## Aim of the exercise
Can you print the data exactly and leave out each image?

--- start Material provided ---

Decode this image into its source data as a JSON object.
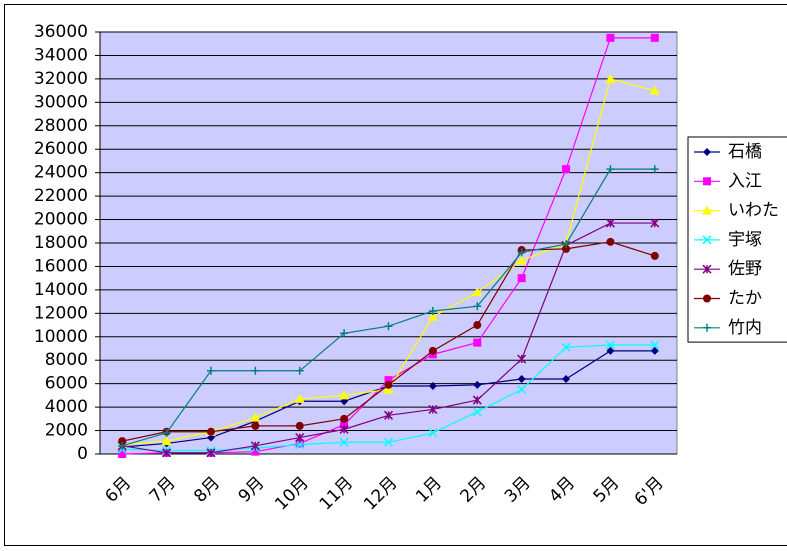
{
  "chart_data": {
    "type": "line",
    "categories": [
      "6月",
      "7月",
      "8月",
      "9月",
      "10月",
      "11月",
      "12月",
      "1月",
      "2月",
      "3月",
      "4月",
      "5月",
      "6'月"
    ],
    "ylim": [
      0,
      36000
    ],
    "yticks": [
      0,
      2000,
      4000,
      6000,
      8000,
      10000,
      12000,
      14000,
      16000,
      18000,
      20000,
      22000,
      24000,
      26000,
      28000,
      30000,
      32000,
      34000,
      36000
    ],
    "grid": true,
    "legend": "right",
    "series": [
      {
        "name": "石橋",
        "color": "#000080",
        "marker": "diamond",
        "values": [
          600,
          900,
          1400,
          2800,
          4500,
          4500,
          5800,
          5800,
          5900,
          6400,
          6400,
          8800,
          8800
        ]
      },
      {
        "name": "入江",
        "color": "#ff00ff",
        "marker": "square",
        "values": [
          0,
          100,
          100,
          200,
          900,
          2500,
          6300,
          8500,
          9500,
          15000,
          24300,
          35500,
          35500
        ]
      },
      {
        "name": "いわた",
        "color": "#ffff00",
        "marker": "triangle",
        "values": [
          800,
          1100,
          1900,
          3100,
          4700,
          5000,
          5500,
          11700,
          13800,
          16500,
          18000,
          32000,
          31000
        ]
      },
      {
        "name": "宇塚",
        "color": "#00ffff",
        "marker": "x",
        "values": [
          400,
          300,
          300,
          500,
          800,
          1000,
          1000,
          1800,
          3600,
          5500,
          9100,
          9300,
          9300
        ]
      },
      {
        "name": "佐野",
        "color": "#800080",
        "marker": "star",
        "values": [
          700,
          100,
          100,
          700,
          1400,
          2100,
          3300,
          3800,
          4600,
          8100,
          17800,
          19700,
          19700
        ]
      },
      {
        "name": "たか",
        "color": "#800000",
        "marker": "circle",
        "values": [
          1100,
          1900,
          1900,
          2400,
          2400,
          3000,
          5900,
          8800,
          11000,
          17400,
          17500,
          18100,
          16900
        ]
      },
      {
        "name": "竹内",
        "color": "#008080",
        "marker": "plus",
        "values": [
          700,
          1800,
          7100,
          7100,
          7100,
          10300,
          10900,
          12200,
          12600,
          17200,
          17900,
          24300,
          24300
        ]
      }
    ]
  }
}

--- end Material provided ---

## Response to this exercise
Decode this image into its source data as a JSON object.
{
  "chart_data": {
    "type": "line",
    "categories": [
      "6月",
      "7月",
      "8月",
      "9月",
      "10月",
      "11月",
      "12月",
      "1月",
      "2月",
      "3月",
      "4月",
      "5月",
      "6'月"
    ],
    "ylim": [
      0,
      36000
    ],
    "yticks": [
      0,
      2000,
      4000,
      6000,
      8000,
      10000,
      12000,
      14000,
      16000,
      18000,
      20000,
      22000,
      24000,
      26000,
      28000,
      30000,
      32000,
      34000,
      36000
    ],
    "grid": true,
    "legend": "right",
    "series": [
      {
        "name": "石橋",
        "color": "#000080",
        "marker": "diamond",
        "values": [
          600,
          900,
          1400,
          2800,
          4500,
          4500,
          5800,
          5800,
          5900,
          6400,
          6400,
          8800,
          8800
        ]
      },
      {
        "name": "入江",
        "color": "#ff00ff",
        "marker": "square",
        "values": [
          0,
          100,
          100,
          200,
          900,
          2500,
          6300,
          8500,
          9500,
          15000,
          24300,
          35500,
          35500
        ]
      },
      {
        "name": "いわた",
        "color": "#ffff00",
        "marker": "triangle",
        "values": [
          800,
          1100,
          1900,
          3100,
          4700,
          5000,
          5500,
          11700,
          13800,
          16500,
          18000,
          32000,
          31000
        ]
      },
      {
        "name": "宇塚",
        "color": "#00ffff",
        "marker": "x",
        "values": [
          400,
          300,
          300,
          500,
          800,
          1000,
          1000,
          1800,
          3600,
          5500,
          9100,
          9300,
          9300
        ]
      },
      {
        "name": "佐野",
        "color": "#800080",
        "marker": "star",
        "values": [
          700,
          100,
          100,
          700,
          1400,
          2100,
          3300,
          3800,
          4600,
          8100,
          17800,
          19700,
          19700
        ]
      },
      {
        "name": "たか",
        "color": "#800000",
        "marker": "circle",
        "values": [
          1100,
          1900,
          1900,
          2400,
          2400,
          3000,
          5900,
          8800,
          11000,
          17400,
          17500,
          18100,
          16900
        ]
      },
      {
        "name": "竹内",
        "color": "#008080",
        "marker": "plus",
        "values": [
          700,
          1800,
          7100,
          7100,
          7100,
          10300,
          10900,
          12200,
          12600,
          17200,
          17900,
          24300,
          24300
        ]
      }
    ]
  }
}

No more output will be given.